Set problem » Rewrite the entries from the first line through the line holding "print-press-photo bbox=[56, 0, 876, 138]", inclusive, with "intro-paragraph" replaced by "opening-paragraph" and everything else unchanged. Return only those lines.

Supplied records »
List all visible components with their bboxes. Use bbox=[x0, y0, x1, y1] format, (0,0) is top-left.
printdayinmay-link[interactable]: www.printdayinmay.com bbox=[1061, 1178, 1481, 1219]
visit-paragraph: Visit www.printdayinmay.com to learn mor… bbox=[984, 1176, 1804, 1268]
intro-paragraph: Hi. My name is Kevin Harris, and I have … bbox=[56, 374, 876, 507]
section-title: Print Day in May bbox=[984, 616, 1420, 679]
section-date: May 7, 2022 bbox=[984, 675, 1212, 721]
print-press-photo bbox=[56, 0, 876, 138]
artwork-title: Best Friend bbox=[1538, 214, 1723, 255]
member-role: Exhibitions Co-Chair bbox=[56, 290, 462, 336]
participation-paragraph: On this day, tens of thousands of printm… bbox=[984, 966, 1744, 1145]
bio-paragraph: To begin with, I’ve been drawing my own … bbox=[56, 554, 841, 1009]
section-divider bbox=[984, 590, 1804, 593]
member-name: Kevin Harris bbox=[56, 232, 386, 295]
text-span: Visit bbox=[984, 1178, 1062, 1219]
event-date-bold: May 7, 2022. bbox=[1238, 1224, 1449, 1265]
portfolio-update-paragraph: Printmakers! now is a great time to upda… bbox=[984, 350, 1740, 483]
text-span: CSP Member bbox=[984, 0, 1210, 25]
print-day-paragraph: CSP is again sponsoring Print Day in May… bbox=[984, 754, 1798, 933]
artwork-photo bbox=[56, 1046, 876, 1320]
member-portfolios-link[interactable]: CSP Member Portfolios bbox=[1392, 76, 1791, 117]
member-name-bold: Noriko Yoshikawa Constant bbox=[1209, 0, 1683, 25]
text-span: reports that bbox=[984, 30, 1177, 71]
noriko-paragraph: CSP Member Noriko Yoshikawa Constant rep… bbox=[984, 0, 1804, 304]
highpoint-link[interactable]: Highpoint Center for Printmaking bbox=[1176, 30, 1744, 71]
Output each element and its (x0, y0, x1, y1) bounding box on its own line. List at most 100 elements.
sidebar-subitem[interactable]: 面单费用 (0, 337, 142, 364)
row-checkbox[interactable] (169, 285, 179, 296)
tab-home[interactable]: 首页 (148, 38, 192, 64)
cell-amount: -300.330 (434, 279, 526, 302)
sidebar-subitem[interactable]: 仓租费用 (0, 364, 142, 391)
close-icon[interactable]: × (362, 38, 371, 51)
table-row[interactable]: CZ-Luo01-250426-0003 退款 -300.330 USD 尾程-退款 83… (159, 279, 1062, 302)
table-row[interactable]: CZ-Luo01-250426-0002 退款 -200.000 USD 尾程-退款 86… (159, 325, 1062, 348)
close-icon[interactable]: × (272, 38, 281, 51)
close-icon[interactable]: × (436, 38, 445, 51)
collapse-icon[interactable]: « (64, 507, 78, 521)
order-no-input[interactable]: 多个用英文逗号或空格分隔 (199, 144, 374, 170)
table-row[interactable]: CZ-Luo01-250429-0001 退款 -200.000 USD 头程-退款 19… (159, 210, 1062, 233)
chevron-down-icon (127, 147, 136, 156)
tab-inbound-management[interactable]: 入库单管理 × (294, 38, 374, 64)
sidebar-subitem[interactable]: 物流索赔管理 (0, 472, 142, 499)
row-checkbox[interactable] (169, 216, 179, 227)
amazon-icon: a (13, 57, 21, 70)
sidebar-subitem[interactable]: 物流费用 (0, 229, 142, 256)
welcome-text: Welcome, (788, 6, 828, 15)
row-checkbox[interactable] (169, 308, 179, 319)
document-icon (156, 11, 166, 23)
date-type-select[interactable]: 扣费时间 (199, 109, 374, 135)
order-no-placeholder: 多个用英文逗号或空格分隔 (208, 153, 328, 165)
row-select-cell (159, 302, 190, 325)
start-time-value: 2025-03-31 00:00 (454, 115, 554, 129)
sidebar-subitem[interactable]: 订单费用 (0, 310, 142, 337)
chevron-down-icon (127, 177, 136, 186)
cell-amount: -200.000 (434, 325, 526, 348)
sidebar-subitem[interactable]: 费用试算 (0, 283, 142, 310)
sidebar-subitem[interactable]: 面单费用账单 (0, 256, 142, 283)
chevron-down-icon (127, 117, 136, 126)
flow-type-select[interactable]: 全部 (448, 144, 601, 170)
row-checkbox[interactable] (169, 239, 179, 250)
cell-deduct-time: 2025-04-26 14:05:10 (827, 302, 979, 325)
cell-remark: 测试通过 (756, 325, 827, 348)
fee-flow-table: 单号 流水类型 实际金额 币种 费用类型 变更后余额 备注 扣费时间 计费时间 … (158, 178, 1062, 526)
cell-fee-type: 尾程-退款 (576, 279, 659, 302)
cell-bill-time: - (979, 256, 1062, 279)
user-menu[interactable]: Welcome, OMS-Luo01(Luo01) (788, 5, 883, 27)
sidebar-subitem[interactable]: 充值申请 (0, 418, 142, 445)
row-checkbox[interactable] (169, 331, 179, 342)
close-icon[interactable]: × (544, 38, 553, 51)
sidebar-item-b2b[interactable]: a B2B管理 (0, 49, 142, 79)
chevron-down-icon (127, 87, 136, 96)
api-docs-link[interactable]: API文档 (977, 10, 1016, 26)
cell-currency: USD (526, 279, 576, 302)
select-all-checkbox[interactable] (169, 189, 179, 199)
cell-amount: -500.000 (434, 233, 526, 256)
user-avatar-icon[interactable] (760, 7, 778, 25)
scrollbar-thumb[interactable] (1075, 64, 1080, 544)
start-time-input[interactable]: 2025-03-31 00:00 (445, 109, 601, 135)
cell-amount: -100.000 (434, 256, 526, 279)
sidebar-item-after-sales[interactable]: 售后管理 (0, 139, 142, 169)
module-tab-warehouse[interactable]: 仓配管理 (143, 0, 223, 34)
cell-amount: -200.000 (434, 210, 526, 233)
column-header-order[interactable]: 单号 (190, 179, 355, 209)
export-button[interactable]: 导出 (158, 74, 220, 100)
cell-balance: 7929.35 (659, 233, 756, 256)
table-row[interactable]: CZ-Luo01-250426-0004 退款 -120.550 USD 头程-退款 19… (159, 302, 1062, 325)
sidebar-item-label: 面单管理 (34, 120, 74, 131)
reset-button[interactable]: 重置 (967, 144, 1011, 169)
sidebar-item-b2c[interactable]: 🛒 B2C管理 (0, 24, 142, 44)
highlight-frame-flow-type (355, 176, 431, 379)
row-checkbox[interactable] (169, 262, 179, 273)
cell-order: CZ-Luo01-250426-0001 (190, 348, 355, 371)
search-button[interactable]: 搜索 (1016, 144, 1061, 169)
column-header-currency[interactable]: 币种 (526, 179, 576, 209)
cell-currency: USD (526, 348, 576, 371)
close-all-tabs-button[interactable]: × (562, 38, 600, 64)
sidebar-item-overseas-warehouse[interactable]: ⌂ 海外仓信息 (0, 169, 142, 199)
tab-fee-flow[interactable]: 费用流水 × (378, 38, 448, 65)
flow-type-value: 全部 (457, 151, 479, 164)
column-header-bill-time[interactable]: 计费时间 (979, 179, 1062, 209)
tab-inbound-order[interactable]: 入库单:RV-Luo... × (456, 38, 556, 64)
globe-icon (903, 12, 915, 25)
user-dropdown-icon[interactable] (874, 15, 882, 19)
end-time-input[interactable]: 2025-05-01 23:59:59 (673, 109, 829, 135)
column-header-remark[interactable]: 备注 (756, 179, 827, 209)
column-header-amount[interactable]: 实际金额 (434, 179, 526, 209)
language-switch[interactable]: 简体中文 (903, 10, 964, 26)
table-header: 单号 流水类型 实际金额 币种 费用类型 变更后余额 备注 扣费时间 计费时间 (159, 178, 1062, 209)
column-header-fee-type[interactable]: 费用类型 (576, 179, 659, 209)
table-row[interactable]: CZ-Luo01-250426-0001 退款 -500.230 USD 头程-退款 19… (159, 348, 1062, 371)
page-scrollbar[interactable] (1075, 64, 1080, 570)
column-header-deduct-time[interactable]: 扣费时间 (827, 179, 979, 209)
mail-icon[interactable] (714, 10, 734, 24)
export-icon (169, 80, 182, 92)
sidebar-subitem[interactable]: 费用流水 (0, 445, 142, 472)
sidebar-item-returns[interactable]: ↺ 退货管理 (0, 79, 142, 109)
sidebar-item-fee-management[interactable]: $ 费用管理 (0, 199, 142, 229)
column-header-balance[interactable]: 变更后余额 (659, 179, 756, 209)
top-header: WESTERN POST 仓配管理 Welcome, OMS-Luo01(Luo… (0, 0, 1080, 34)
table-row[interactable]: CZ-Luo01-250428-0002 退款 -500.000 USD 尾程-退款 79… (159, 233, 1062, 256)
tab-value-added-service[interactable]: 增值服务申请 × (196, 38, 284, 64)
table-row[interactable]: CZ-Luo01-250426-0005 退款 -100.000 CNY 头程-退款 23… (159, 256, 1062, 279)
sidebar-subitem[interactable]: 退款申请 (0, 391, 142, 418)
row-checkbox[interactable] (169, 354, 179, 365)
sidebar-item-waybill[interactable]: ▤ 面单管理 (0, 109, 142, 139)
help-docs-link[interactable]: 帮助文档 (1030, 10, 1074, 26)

Reply »
List all visible components with their bboxes. Use bbox=[x0, y0, x1, y1] format, (0,0) is top-left.
printdayinmay-link[interactable]: www.printdayinmay.com bbox=[1061, 1178, 1481, 1219]
visit-paragraph: Visit www.printdayinmay.com to learn mor… bbox=[984, 1176, 1804, 1268]
opening-paragraph: Hi. My name is Kevin Harris, and I have … bbox=[56, 374, 876, 507]
section-title: Print Day in May bbox=[984, 616, 1420, 679]
section-date: May 7, 2022 bbox=[984, 675, 1212, 721]
print-press-photo bbox=[56, 0, 876, 138]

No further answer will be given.